Task details =
Below are the records; copy each line in them that holds the word "artes".

Task input =

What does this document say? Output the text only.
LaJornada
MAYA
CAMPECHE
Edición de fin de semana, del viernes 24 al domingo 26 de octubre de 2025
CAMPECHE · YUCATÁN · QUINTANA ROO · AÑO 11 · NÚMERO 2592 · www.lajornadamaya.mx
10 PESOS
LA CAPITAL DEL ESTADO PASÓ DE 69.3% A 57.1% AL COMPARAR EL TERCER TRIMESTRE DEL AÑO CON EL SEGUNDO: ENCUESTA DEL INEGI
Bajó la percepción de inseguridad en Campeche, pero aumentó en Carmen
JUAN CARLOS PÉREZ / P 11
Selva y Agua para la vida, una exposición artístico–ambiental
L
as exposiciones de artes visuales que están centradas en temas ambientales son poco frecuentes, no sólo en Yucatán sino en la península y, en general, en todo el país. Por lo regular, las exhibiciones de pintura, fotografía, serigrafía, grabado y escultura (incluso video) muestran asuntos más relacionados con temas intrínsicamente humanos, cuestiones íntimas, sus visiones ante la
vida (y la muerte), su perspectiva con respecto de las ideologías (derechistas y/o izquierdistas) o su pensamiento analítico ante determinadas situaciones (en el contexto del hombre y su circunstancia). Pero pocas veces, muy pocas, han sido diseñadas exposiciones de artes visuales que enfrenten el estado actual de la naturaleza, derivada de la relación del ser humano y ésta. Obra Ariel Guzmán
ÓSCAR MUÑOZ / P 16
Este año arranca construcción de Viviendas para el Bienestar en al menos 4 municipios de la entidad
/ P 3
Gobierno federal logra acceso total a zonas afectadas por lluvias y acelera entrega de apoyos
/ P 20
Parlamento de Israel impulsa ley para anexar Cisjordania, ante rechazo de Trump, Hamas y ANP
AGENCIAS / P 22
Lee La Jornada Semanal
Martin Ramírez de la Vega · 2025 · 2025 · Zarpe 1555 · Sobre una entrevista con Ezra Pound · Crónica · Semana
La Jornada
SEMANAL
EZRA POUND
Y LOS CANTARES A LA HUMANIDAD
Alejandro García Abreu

Output for this task =
as exposiciones de artes visuales que están centradas en temas ambientales son poco frecuentes, no sólo en Yucatán sino en la península y, en general, en todo el país. Por lo regular, las exhibiciones de pintura, fotografía, serigrafía, grabado y escultura (incluso video) muestran asuntos más relacionados con temas intrínsicamente humanos, cuestiones íntimas, sus visiones ante la
vida (y la muerte), su perspectiva con respecto de las ideologías (derechistas y/o izquierdistas) o su pensamiento analítico ante determinadas situaciones (en el contexto del hombre y su circunstancia). Pero pocas veces, muy pocas, han sido diseñadas exposiciones de artes visuales que enfrenten el estado actual de la naturaleza, derivada de la relación del ser humano y ésta. Obra Ariel Guzmán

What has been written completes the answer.